• [ページ本文]:
'''
説明

密封装置

【課題】回転側部材の回転トルクの効果的な低減化を図ると共と、シール対象空間からの空気の漏出を抑制することができる密封装置を提供する。
【解決手段】固定側部材7と、該固定側部材7に対して同軸的に軸回転可能に支持される回転側部材6とよりなる2部材間の環状のシール対象空間Sをシールする密封装置であって、前記2部材6,7のうちの一方の部材7に固着され、前記2部材のうちの他方の部材6に弾性的に摺接する複数の弾性体製シールリップ15a,15bを含み、前記シール対象空間Sより最も遠い位置の最遠側シールリップ15bに対応する前記他方の部材6の最遠側摺接面13baの表面粗さが、前記シール対象空間Sに最も近い位置の最近側シールリップ15aに対応する前記他方の部材6の最近側摺接面13aaの表面粗さより大とされていることを特徴とする。

【発明の詳細な説明】
【技術分野】
【0001】
本発明は、固定側部材と、該固定側部材に対して同軸的に軸回転可能に支持される回転側部材とよりなる2部材間の環状のシール対象空間をシールする密封装置に関する。
【背景技術】
【0002】
前記のような2部材としては、転がり軸受を構成する部材であって、転動体を介して相互に軸回転可能とされる内外の軌道輪(以下、内輪及び外輪と言う)が挙げられる。このような内外輪における各軌道面間には、ボールやころなどの転動体が転動可能に介在されている。この転動体が介在される部分が軸受空間とされ、当該軸受空間には、転動体の転動を円滑に行わせる為に、グリスなどの潤滑剤が充填される。その為、この軸受空間をシール対象空間とし、その両端部(軸方向に沿った両端部)には、潤滑剤の外部への漏出を防止すると共に外部からのダスト(塵埃、汚泥等を含む)の軸受空間内への侵入を防止する為の密封装置が設けられる。自動車の車輪懸架装置にもこのような転がり軸受が適用され、内外輪の一方を車体側に固定し、他方を車輪に一体とし、車輪を車体に対して回転自在に支持するようにしている。そして、前記密封装置は、車体側に固定される固定側部材に固着され、車輪と一体とされる回転側部材に弾性的に摺接する複数の弾性体製シールリップを含んでいる。
【0003】
特許文献1には、エンジン用ウォータポンプにおけるポンプシャフトの軸受部分に適用されるシールリングであって、ポンプシャフトに嵌合されたスリンガにおけるシールリップが摺接する面を多数のマイクロディンプルを備えた凹凸面とすることによって、摺接部の摩擦係数を小さくし、摩擦トルクを下げてポンプシャフトの回転時の鳴き音の発生の抑制を図ることが開示されている。近時、自動車の低燃費化の一環として、前記シールリップの摺接抵抗に起因する回転トルクを下げる試みがなされている。例えば、特許文献2には、車輪用軸受装置を構成するシールにおいて、回転側部材(車輪)の回転トルクの低減化等を図る為に、複数のシールリップが摺接するスリンガの表面に微小な凹凸を多数形成することによって、摺接面におけるリップ摺動抵抗を小さくする技術が開示されている。
'''
• [作業一覧]:
- a) 密封装置の本文で「特許文献1には、」から始まる段落を、主要な事実を保ったまま箇条書きに整理してください。
- b) 密封装置の本文を、最後の段落に続けて書き継いでください。

• [データ抜粋]:
'''
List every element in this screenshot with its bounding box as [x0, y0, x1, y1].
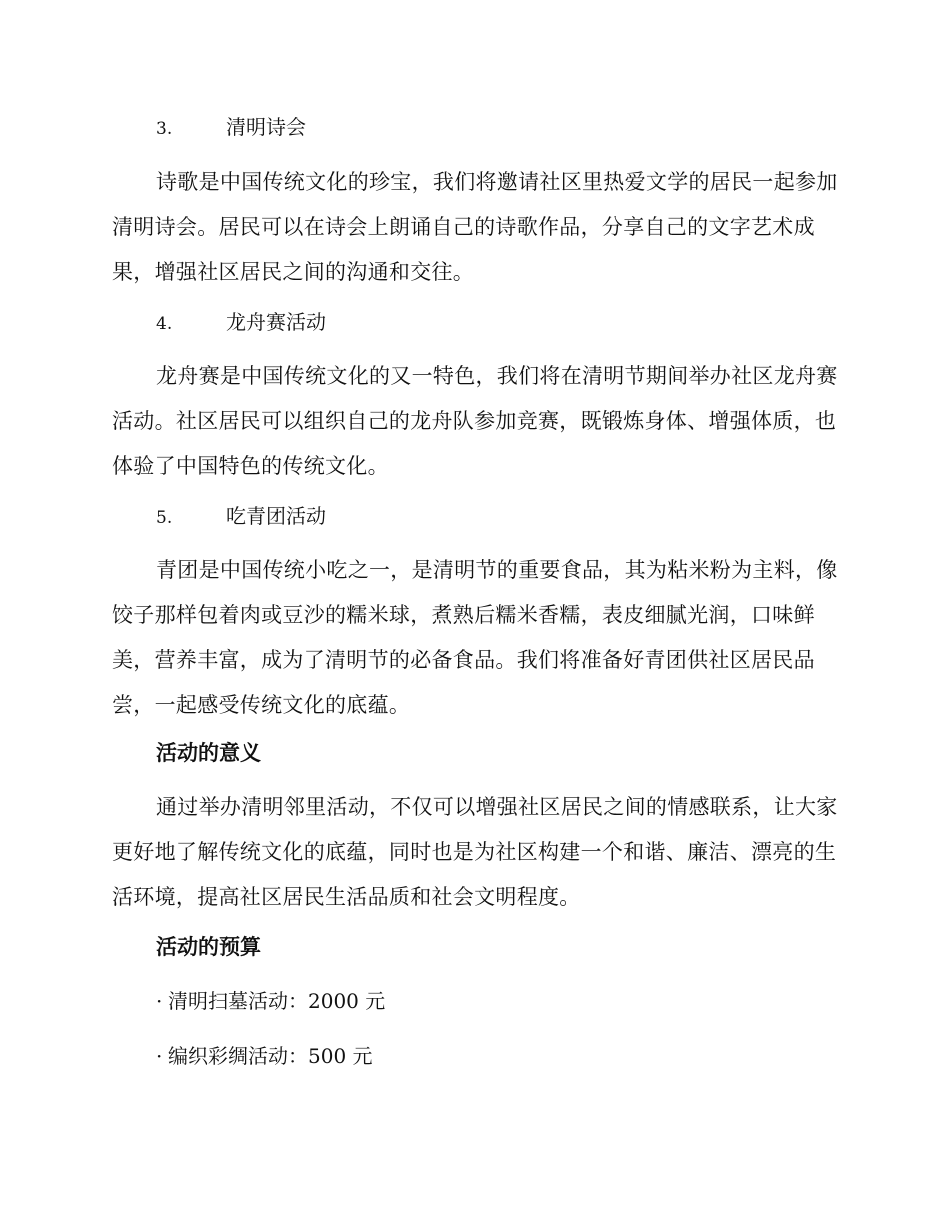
'''
• [回答]:
- a)
- 特許文献1はエンジン用ウォータポンプのシールリングを開示している。ポンプシャフトの軸受部分に適用される。
- ポンプシャフトに嵌合されたスリンガには、シールリップが摺接する面がある。この面を、多数のマイクロディンプルを備えた凹凸面とする。
- これにより摺接部の摩擦係数を小さくし、摩擦トルクを下げる。ポンプシャフト回転時の鳴き音の発生を抑制する。
- 近時、自動車の低燃費化の一環として、シールリップの摺接抵抗に起因する回転トルクを下げる試みがなされている。
- 特許文献2は、車輪用軸受装置を構成するシールの技術を開示している。複数のシールリップが摺接するスリンガの表面に、微小な凹凸を多数形成する。
- これにより摺接面におけるリップ摺動抵抗を小さくし、回転側部材(車輪)の回転トルクの低減化等を図る。

- b)
【先行技術文献】
【特許文献】
【0004】
【特許文献1】特開2004−316795号公報
【特許文献2】特開2009−197883号公報
【発明の概要】
【発明が解決しようとする課題】
【0005】
ところで、自動車用車輪懸架装置の軸受においては、車輪の回転に伴い軸受空間内の温度が上昇し、内圧が高くなる。而して、特許文献2に示されるようにシールリップが摺接するスリンガの表面に微小な凹凸が多数形成されていると、車輪の回転時に、軸受空間に最も近い側(最近側)のシールリップとスリンガとの摺接界面から軸受空間内の空気が漏れ出し、車輪が減速或いは停止した時、軸受空間内の温度が低下し、これに伴い軸受空間内が負圧状態になる。この時、シールリップが、その弾性復元作用と軸受空間内の負圧状態とが相乗して、前記摺接面に貼り付くようになる。その為、その後の回転再開時には、この貼り付いたシールリップと摺接面との摩擦抵抗が大きくなる。これによって、特許文献2に示されるような密封装置では、回転側部材の回転トルクの低減化を目的としているにも拘わらず、むしろ回転トルクの増大をもたらすことにもなる。
特許文献1は、エンジン用ウォータポンプにおいて、シールリップの摺接部における摩擦トルクの低減化により、ポンプシャフトの回転時の鳴き音の発生の抑制を図ることを意図したものであるが、前記摩擦トルク(回転トルク)の低減化と軸受空間内の空気の漏出抑制とを両立させるという技術思想を開示するものではない。
【0006】
本発明は、上記実情に鑑みなされたものであり、回転側部材の回転トルクの効果的な低減化を図ると共に、シール対象空間からの空気の漏出を抑制することができる密封装置を提供することを目的としている。
【課題を解決するための手段】
【0007】
本発明に係る密封装置は、固定側部材と、該固定側部材に対して同軸的に軸回転可能に支持される回転側部材とよりなる2部材間の環状のシール対象空間をシールする密封装置であって、前記2部材のうちの一方の部材に固着され、前記2部材のうちの他方の部材に弾性的に摺接する複数の弾性体製シールリップを含み、前記シール対象空間より最も遠い位置の最遠側シールリップに対応する前記他方の部材の最遠側摺接面の表面粗さが、前記シール対象空間に最も近い位置の最近側シールリップに対応する前記他方の部材の最近側摺接面の表面粗さより大とされていることを特徴とする。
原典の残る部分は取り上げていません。